* WORK TO DO
Only a number is wanted: how many lines in the records below contain "personal"?

* MATERIAL SHOWN

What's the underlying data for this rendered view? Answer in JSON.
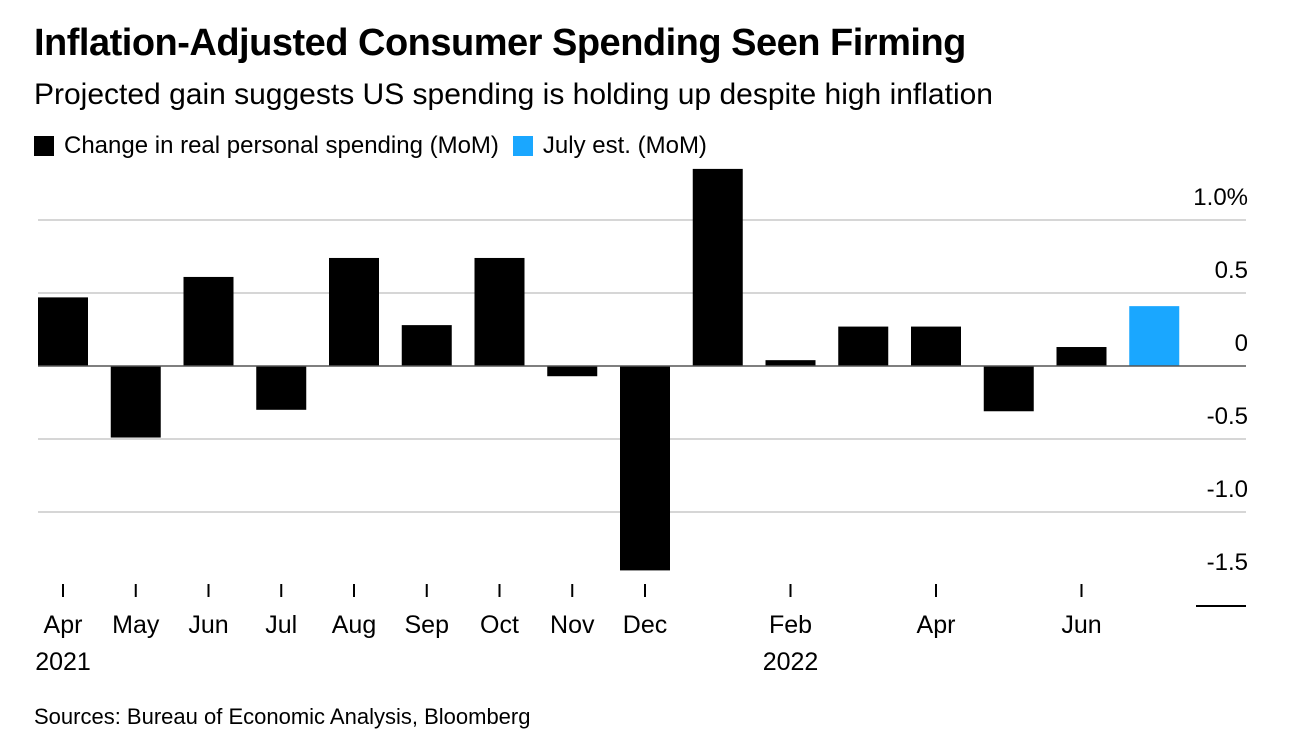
{
  "header": {
    "title": "Inflation-Adjusted Consumer Spending Seen Firming",
    "subtitle": "Projected gain suggests US spending is holding up despite high inflation"
  },
  "legend": [
    {
      "label": "Change in real personal spending (MoM)",
      "color": "#000000"
    },
    {
      "label": "July est. (MoM)",
      "color": "#1aa7ff"
    }
  ],
  "footer": {
    "source": "Sources: Bureau of Economic Analysis, Bloomberg"
  },
  "chart_data": {
    "type": "bar",
    "categories": [
      "Apr 2021",
      "May 2021",
      "Jun 2021",
      "Jul 2021",
      "Aug 2021",
      "Sep 2021",
      "Oct 2021",
      "Nov 2021",
      "Dec 2021",
      "Jan 2022",
      "Feb 2022",
      "Mar 2022",
      "Apr 2022",
      "May 2022",
      "Jun 2022",
      "Jul 2022"
    ],
    "series": [
      {
        "name": "Change in real personal spending (MoM)",
        "color": "#000000",
        "values": [
          0.47,
          -0.49,
          0.61,
          -0.3,
          0.74,
          0.28,
          0.74,
          -0.07,
          -1.4,
          1.35,
          0.04,
          0.27,
          0.27,
          -0.31,
          0.13,
          null
        ]
      },
      {
        "name": "July est. (MoM)",
        "color": "#1aa7ff",
        "values": [
          null,
          null,
          null,
          null,
          null,
          null,
          null,
          null,
          null,
          null,
          null,
          null,
          null,
          null,
          null,
          0.41
        ]
      }
    ],
    "x_tick_labels": [
      {
        "index": 0,
        "month": "Apr",
        "year": "2021"
      },
      {
        "index": 1,
        "month": "May"
      },
      {
        "index": 2,
        "month": "Jun"
      },
      {
        "index": 3,
        "month": "Jul"
      },
      {
        "index": 4,
        "month": "Aug"
      },
      {
        "index": 5,
        "month": "Sep"
      },
      {
        "index": 6,
        "month": "Oct"
      },
      {
        "index": 7,
        "month": "Nov"
      },
      {
        "index": 8,
        "month": "Dec"
      },
      {
        "index": 10,
        "month": "Feb",
        "year": "2022"
      },
      {
        "index": 12,
        "month": "Apr"
      },
      {
        "index": 14,
        "month": "Jun"
      }
    ],
    "y_ticks": [
      {
        "value": 1.0,
        "label": "1.0%"
      },
      {
        "value": 0.5,
        "label": "0.5"
      },
      {
        "value": 0,
        "label": "0"
      },
      {
        "value": -0.5,
        "label": "-0.5"
      },
      {
        "value": -1.0,
        "label": "-1.0"
      },
      {
        "value": -1.5,
        "label": "-1.5"
      }
    ],
    "ylim": [
      -1.5,
      1.35
    ],
    "grid": true,
    "y_axis_position": "right",
    "legend_position": "top-left"
  }
}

* ANSWER FOR THIS EXERCISE
2